━━━ AVAILABLE DATA ━━━

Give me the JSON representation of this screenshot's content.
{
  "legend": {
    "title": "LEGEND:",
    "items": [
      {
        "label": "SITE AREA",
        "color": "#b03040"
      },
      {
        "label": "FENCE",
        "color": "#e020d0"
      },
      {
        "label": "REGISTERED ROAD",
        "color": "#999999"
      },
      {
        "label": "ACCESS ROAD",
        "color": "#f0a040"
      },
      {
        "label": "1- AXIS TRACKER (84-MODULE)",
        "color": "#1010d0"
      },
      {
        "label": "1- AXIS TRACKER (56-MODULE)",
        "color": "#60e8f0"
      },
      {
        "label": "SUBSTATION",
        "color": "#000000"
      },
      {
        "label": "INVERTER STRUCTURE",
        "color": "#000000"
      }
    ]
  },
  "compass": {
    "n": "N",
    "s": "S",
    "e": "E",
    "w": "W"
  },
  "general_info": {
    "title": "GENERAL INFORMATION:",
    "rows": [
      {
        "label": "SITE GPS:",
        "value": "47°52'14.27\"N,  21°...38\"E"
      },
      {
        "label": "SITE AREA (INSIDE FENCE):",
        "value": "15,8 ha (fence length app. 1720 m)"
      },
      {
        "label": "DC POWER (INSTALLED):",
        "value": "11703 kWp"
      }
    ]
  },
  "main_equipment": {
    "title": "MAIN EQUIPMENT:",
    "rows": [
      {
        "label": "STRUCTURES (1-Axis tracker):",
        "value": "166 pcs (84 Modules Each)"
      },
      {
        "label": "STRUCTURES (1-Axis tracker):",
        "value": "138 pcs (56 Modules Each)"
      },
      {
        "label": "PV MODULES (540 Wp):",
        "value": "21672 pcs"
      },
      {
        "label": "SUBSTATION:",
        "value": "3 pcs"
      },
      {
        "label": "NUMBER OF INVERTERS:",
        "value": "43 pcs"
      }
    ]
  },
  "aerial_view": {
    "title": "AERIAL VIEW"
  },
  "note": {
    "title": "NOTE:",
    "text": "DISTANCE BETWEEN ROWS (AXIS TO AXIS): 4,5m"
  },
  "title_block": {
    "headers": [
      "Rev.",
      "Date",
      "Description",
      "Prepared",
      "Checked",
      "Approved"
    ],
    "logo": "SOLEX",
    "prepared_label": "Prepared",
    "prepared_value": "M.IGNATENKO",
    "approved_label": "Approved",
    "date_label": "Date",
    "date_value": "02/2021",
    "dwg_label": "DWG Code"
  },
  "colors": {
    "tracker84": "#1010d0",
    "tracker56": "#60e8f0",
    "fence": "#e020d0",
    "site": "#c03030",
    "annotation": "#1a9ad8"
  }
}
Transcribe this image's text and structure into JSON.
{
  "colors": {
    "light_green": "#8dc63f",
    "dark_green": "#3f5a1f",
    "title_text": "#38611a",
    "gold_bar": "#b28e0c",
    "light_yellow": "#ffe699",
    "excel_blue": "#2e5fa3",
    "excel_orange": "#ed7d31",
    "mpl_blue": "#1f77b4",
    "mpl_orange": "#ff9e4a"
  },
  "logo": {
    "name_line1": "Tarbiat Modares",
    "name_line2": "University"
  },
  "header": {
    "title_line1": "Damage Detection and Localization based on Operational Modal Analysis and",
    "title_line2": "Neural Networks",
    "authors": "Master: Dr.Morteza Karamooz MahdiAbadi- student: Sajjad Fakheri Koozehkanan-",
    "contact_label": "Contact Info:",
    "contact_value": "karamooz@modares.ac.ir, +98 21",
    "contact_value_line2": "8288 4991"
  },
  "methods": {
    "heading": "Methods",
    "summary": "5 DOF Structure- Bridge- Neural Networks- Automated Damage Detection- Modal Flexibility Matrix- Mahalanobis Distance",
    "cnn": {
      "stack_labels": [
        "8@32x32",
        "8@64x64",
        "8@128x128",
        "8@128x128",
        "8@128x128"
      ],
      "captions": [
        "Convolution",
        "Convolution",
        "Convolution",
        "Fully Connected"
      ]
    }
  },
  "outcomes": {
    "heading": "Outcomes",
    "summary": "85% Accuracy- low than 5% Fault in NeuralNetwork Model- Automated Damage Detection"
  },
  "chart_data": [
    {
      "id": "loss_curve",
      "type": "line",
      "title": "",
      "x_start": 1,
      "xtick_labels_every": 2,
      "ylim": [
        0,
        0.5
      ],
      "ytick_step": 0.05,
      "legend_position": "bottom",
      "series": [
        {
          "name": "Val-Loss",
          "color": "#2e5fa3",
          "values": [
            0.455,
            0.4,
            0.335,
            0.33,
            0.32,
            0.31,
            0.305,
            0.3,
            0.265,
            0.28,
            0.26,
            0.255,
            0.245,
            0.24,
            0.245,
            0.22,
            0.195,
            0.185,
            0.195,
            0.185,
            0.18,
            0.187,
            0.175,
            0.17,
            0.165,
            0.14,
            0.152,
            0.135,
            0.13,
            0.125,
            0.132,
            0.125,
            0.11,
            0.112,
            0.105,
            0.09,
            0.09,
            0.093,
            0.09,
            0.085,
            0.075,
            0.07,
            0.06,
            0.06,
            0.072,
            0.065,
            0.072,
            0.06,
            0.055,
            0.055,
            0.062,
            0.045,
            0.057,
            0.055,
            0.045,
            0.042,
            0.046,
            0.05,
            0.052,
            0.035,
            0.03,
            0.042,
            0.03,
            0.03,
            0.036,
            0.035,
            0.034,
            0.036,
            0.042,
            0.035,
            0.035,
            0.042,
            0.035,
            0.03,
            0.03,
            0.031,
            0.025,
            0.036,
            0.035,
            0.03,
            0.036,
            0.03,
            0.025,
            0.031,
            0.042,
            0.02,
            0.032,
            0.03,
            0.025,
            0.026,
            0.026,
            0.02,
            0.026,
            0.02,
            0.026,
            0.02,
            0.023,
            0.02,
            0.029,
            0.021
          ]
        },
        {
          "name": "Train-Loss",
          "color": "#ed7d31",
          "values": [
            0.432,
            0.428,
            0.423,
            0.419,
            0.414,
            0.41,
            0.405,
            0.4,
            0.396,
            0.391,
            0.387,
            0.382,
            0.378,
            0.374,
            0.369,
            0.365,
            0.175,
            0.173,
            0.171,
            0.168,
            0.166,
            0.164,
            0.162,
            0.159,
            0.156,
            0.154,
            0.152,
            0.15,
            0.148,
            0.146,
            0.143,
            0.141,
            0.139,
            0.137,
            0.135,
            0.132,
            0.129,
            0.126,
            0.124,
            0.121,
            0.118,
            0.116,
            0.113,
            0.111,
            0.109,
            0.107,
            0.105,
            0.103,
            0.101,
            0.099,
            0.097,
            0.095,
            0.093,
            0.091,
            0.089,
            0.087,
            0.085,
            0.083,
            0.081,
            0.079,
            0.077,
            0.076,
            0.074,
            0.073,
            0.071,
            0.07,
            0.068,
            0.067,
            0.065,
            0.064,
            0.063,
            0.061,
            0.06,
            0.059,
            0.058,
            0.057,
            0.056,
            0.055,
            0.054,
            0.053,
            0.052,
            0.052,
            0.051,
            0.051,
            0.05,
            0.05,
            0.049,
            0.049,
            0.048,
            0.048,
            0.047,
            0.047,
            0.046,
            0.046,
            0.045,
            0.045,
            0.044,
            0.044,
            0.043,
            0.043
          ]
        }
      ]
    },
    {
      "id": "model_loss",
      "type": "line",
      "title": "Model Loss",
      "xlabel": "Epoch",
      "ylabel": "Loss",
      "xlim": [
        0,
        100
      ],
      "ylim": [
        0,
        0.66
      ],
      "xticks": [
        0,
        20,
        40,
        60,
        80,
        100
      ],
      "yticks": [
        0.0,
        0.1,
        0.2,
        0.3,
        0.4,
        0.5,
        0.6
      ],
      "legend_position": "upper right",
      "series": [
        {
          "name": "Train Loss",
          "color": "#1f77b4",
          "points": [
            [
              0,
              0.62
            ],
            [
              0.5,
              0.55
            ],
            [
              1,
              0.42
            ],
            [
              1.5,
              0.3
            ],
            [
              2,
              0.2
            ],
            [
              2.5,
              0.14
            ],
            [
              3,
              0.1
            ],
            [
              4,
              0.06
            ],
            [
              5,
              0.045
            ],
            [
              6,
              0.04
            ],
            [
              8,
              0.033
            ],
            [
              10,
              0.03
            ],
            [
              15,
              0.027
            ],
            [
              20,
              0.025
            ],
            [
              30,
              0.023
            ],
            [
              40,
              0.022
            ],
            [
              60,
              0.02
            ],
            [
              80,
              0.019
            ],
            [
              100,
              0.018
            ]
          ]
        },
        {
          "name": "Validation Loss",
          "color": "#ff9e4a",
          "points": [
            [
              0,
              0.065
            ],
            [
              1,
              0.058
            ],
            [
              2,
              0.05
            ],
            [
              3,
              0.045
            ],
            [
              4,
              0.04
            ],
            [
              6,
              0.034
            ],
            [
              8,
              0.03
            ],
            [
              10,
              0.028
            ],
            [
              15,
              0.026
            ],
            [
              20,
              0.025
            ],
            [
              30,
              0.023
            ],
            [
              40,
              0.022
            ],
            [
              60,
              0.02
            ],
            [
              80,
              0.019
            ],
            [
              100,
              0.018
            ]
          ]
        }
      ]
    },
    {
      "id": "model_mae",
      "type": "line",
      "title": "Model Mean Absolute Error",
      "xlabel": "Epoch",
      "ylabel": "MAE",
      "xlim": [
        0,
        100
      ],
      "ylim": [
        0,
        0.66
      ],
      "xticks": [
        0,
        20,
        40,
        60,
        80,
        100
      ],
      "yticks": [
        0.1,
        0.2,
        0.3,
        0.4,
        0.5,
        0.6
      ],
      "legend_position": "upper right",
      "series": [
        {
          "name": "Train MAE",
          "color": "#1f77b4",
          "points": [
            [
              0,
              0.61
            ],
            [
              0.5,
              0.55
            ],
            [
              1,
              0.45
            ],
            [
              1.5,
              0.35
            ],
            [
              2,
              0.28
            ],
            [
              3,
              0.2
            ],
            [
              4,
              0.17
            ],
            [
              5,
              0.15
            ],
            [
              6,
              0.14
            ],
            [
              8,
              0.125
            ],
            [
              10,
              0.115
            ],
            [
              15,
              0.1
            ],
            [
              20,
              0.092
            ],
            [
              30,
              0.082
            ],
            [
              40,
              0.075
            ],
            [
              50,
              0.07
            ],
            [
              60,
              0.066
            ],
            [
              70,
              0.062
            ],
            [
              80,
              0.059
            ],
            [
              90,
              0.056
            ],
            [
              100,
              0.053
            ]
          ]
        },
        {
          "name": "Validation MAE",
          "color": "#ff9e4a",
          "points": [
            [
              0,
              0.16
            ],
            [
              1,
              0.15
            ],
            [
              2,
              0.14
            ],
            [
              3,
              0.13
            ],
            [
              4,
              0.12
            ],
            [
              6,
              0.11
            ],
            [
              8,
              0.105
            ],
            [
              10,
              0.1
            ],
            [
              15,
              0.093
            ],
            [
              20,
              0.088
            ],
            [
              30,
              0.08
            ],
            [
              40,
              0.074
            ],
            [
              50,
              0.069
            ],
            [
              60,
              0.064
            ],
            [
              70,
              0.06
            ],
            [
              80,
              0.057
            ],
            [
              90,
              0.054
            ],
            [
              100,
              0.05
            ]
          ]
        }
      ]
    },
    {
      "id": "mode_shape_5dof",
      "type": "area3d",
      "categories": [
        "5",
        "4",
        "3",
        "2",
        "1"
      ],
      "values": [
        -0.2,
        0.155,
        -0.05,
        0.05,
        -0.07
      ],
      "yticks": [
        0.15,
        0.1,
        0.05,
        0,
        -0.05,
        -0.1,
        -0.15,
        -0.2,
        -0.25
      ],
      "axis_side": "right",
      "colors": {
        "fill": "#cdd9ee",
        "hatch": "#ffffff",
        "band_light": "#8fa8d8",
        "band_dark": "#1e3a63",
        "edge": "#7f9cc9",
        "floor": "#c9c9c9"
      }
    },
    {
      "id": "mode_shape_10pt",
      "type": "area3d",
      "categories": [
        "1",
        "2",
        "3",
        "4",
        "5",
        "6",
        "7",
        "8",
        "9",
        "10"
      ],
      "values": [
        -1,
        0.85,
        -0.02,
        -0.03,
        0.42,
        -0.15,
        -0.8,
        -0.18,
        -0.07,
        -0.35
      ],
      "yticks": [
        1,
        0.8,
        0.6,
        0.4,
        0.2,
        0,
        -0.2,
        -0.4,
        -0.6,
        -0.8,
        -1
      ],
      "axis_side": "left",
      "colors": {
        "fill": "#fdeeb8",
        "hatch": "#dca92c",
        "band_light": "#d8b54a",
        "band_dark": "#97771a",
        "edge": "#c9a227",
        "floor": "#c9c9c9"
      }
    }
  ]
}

━━━

## TASK
Display every line of the listing that contains the string "Automated".

## EXPECTED ANSWER
    "summary": "5 DOF Structure- Bridge- Neural Networks- Automated Damage Detection- Modal Flexibility Matrix- Mahalanobis Distance",
    "summary": "85% Accuracy- low than 5% Fault in NeuralNetwork Model- Automated Damage Detection"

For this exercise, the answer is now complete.